Rewrite every line of the records below as a numbered list, leaving out any blank lines.

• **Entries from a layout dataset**
◆ ◆ ◆

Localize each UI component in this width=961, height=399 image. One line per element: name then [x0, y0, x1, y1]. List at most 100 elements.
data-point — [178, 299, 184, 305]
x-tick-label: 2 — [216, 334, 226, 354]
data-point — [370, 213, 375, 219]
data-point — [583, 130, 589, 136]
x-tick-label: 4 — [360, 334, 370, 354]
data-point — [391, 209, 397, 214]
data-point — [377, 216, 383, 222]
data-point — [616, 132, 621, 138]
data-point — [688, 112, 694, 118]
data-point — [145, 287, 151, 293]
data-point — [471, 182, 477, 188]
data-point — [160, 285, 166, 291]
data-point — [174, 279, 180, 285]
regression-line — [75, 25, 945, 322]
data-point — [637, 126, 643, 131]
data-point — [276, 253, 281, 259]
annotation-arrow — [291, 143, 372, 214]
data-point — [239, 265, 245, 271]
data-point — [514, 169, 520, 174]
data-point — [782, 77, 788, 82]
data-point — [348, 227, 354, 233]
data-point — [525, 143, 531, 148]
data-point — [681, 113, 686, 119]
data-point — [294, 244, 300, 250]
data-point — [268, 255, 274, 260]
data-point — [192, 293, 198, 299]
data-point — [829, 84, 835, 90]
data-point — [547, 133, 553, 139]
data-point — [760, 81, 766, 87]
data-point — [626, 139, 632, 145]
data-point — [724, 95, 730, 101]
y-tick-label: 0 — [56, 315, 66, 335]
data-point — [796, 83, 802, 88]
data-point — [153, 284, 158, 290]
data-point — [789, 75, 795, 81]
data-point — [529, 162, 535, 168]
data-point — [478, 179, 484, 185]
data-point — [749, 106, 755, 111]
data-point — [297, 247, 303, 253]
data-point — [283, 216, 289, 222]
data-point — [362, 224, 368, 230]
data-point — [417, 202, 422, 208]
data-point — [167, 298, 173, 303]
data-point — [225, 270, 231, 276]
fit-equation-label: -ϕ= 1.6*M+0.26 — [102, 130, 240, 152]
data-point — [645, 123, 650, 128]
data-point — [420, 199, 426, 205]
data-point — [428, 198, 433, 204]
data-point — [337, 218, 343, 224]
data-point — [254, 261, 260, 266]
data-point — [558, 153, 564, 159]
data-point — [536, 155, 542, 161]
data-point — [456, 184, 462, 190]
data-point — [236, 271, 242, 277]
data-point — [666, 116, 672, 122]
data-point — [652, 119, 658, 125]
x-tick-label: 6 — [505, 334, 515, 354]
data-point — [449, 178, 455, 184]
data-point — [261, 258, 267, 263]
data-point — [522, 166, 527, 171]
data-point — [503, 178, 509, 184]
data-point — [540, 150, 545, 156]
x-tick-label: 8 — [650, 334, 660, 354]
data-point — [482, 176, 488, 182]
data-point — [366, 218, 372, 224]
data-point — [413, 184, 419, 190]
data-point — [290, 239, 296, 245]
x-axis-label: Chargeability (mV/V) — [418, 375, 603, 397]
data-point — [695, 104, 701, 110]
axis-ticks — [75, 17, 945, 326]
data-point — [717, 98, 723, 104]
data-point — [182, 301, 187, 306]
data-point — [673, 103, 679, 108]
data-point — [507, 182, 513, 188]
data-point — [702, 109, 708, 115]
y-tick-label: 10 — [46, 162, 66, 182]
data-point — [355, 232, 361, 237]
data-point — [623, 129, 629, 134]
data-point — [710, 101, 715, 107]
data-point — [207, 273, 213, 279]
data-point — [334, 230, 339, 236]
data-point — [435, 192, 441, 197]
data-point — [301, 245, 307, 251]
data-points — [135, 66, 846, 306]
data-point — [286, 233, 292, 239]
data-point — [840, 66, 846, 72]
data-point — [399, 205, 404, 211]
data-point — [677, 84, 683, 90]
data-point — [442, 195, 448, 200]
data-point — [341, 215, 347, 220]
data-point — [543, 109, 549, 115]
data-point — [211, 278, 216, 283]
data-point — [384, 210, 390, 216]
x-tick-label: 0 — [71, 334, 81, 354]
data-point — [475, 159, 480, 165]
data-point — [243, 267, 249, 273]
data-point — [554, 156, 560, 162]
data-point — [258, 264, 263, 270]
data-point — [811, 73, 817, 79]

◆ ◆ ◆

• **Expected answer**
1. Localize each UI component in this width=961, height=399 image. One line per element: name then [x0, y0, x1, y1]. List at most 100 elements.
2. data-point — [178, 299, 184, 305]
3. x-tick-label: 2 — [216, 334, 226, 354]
4. data-point — [370, 213, 375, 219]
5. data-point — [583, 130, 589, 136]
6. x-tick-label: 4 — [360, 334, 370, 354]
7. data-point — [391, 209, 397, 214]
8. data-point — [377, 216, 383, 222]
9. data-point — [616, 132, 621, 138]
10. data-point — [688, 112, 694, 118]
11. data-point — [145, 287, 151, 293]
12. data-point — [471, 182, 477, 188]
13. data-point — [160, 285, 166, 291]
14. data-point — [174, 279, 180, 285]
15. regression-line — [75, 25, 945, 322]
16. data-point — [637, 126, 643, 131]
17. data-point — [276, 253, 281, 259]
18. annotation-arrow — [291, 143, 372, 214]
19. data-point — [239, 265, 245, 271]
20. data-point — [514, 169, 520, 174]
21. data-point — [782, 77, 788, 82]
22. data-point — [348, 227, 354, 233]
23. data-point — [525, 143, 531, 148]
24. data-point — [681, 113, 686, 119]
25. data-point — [294, 244, 300, 250]
26. data-point — [268, 255, 274, 260]
27. data-point — [192, 293, 198, 299]
28. data-point — [829, 84, 835, 90]
29. data-point — [547, 133, 553, 139]
30. data-point — [760, 81, 766, 87]
31. data-point — [626, 139, 632, 145]
32. data-point — [724, 95, 730, 101]
33. y-tick-label: 0 — [56, 315, 66, 335]
34. data-point — [796, 83, 802, 88]
35. data-point — [153, 284, 158, 290]
36. data-point — [789, 75, 795, 81]
37. data-point — [529, 162, 535, 168]
38. data-point — [478, 179, 484, 185]
39. data-point — [749, 106, 755, 111]
40. data-point — [297, 247, 303, 253]
41. data-point — [283, 216, 289, 222]
42. data-point — [362, 224, 368, 230]
43. data-point — [417, 202, 422, 208]
44. data-point — [167, 298, 173, 303]
45. data-point — [225, 270, 231, 276]
46. fit-equation-label: -ϕ= 1.6*M+0.26 — [102, 130, 240, 152]
47. data-point — [645, 123, 650, 128]
48. data-point — [420, 199, 426, 205]
49. data-point — [428, 198, 433, 204]
50. data-point — [337, 218, 343, 224]
51. data-point — [254, 261, 260, 266]
52. data-point — [558, 153, 564, 159]
53. data-point — [536, 155, 542, 161]
54. data-point — [456, 184, 462, 190]
55. data-point — [236, 271, 242, 277]
56. data-point — [666, 116, 672, 122]
57. data-point — [652, 119, 658, 125]
58. x-tick-label: 6 — [505, 334, 515, 354]
59. data-point — [449, 178, 455, 184]
60. data-point — [261, 258, 267, 263]
61. data-point — [522, 166, 527, 171]
62. data-point — [503, 178, 509, 184]
63. data-point — [540, 150, 545, 156]
64. x-tick-label: 8 — [650, 334, 660, 354]
65. data-point — [482, 176, 488, 182]
66. data-point — [366, 218, 372, 224]
67. data-point — [413, 184, 419, 190]
68. data-point — [290, 239, 296, 245]
69. x-axis-label: Chargeability (mV/V) — [418, 375, 603, 397]
70. data-point — [695, 104, 701, 110]
71. axis-ticks — [75, 17, 945, 326]
72. data-point — [717, 98, 723, 104]
73. data-point — [182, 301, 187, 306]
74. data-point — [673, 103, 679, 108]
75. data-point — [507, 182, 513, 188]
76. data-point — [702, 109, 708, 115]
77. y-tick-label: 10 — [46, 162, 66, 182]
78. data-point — [355, 232, 361, 237]
79. data-point — [623, 129, 629, 134]
80. data-point — [710, 101, 715, 107]
81. data-point — [207, 273, 213, 279]
82. data-point — [334, 230, 339, 236]
83. data-point — [435, 192, 441, 197]
84. data-point — [301, 245, 307, 251]
85. data-points — [135, 66, 846, 306]
86. data-point — [286, 233, 292, 239]
87. data-point — [840, 66, 846, 72]
88. data-point — [399, 205, 404, 211]
89. data-point — [677, 84, 683, 90]
90. data-point — [442, 195, 448, 200]
91. data-point — [341, 215, 347, 220]
92. data-point — [543, 109, 549, 115]
93. data-point — [211, 278, 216, 283]
94. data-point — [384, 210, 390, 216]
95. x-tick-label: 0 — [71, 334, 81, 354]
96. data-point — [475, 159, 480, 165]
97. data-point — [243, 267, 249, 273]
98. data-point — [554, 156, 560, 162]
99. data-point — [258, 264, 263, 270]
100. data-point — [811, 73, 817, 79]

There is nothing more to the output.